Exercise requirements: Locate each line in the entries below that contains the string "clustered", and copy every such line in full.

[Layout region records]
* * *

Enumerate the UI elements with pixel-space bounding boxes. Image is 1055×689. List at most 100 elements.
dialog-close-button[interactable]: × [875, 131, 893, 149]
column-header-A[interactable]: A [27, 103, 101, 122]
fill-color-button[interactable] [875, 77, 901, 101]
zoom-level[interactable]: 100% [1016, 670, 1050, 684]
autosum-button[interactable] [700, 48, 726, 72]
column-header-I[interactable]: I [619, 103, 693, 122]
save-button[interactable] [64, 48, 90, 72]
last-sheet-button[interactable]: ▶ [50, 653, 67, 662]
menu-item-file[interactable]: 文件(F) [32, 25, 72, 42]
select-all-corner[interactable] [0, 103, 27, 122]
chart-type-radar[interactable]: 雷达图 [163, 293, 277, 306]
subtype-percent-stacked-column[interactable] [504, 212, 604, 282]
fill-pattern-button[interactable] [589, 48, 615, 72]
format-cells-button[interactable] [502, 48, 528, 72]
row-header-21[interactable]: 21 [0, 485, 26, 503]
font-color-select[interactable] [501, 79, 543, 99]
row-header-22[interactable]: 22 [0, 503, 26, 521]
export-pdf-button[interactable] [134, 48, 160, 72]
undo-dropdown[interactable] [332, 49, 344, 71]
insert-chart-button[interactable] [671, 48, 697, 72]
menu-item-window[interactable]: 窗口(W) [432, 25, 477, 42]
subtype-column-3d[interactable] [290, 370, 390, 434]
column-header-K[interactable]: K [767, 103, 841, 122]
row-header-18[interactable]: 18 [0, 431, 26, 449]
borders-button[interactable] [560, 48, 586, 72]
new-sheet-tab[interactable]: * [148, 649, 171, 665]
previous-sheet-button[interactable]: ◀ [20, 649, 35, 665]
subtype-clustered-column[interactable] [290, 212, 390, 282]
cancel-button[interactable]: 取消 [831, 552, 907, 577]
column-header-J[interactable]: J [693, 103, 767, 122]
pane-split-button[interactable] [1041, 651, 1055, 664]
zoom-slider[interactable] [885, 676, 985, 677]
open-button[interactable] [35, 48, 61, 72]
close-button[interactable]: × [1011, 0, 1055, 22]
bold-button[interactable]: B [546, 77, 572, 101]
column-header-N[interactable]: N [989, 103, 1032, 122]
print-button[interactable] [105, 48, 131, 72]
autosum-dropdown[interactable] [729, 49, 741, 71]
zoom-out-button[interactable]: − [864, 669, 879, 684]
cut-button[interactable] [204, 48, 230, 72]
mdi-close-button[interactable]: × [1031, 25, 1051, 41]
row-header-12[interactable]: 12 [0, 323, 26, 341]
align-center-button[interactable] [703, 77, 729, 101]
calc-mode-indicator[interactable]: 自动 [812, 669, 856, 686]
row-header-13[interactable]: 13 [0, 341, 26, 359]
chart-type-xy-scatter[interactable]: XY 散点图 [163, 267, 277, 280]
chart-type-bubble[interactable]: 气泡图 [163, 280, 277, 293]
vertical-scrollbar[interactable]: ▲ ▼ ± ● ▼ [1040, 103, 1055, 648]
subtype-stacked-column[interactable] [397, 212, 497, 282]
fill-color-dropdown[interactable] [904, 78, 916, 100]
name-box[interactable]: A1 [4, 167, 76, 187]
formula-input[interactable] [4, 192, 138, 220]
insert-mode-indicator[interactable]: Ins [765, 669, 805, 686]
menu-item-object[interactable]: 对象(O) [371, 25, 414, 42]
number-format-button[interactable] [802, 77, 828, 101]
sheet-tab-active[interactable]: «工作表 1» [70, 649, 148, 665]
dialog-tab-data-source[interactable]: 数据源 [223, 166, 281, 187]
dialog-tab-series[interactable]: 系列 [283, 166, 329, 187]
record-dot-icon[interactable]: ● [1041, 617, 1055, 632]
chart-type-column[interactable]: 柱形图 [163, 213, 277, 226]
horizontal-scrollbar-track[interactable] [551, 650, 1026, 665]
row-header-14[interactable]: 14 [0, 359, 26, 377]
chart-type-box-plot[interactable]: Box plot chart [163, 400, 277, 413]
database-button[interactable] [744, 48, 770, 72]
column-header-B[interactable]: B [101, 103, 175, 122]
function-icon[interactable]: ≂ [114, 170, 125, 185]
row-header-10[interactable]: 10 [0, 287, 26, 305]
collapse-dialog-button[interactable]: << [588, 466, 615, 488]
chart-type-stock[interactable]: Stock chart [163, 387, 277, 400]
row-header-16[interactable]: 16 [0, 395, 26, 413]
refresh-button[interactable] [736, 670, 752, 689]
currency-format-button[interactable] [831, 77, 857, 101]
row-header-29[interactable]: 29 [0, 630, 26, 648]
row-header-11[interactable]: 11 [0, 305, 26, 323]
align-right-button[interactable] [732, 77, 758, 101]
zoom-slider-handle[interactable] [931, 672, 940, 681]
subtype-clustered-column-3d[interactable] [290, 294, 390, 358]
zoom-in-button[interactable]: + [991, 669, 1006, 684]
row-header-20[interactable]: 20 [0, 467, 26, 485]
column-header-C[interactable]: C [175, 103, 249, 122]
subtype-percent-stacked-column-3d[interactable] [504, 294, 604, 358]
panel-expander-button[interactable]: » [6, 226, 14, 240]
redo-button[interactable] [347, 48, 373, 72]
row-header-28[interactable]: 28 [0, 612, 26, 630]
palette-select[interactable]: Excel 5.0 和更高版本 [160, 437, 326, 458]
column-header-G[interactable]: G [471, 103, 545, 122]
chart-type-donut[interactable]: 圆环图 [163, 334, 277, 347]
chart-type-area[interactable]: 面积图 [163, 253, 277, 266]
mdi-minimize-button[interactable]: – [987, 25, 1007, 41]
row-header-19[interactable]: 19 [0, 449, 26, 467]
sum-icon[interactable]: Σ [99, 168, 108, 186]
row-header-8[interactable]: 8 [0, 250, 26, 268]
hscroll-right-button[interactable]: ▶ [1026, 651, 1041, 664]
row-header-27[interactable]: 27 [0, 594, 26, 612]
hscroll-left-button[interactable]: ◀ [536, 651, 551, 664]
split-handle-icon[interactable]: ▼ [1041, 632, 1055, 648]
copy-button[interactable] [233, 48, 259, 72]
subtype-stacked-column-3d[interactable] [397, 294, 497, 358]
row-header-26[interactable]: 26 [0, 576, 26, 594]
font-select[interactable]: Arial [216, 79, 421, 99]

* * *

Result for this exercise:
subtype-clustered-column[interactable] [290, 212, 390, 282]
subtype-clustered-column-3d[interactable] [290, 294, 390, 358]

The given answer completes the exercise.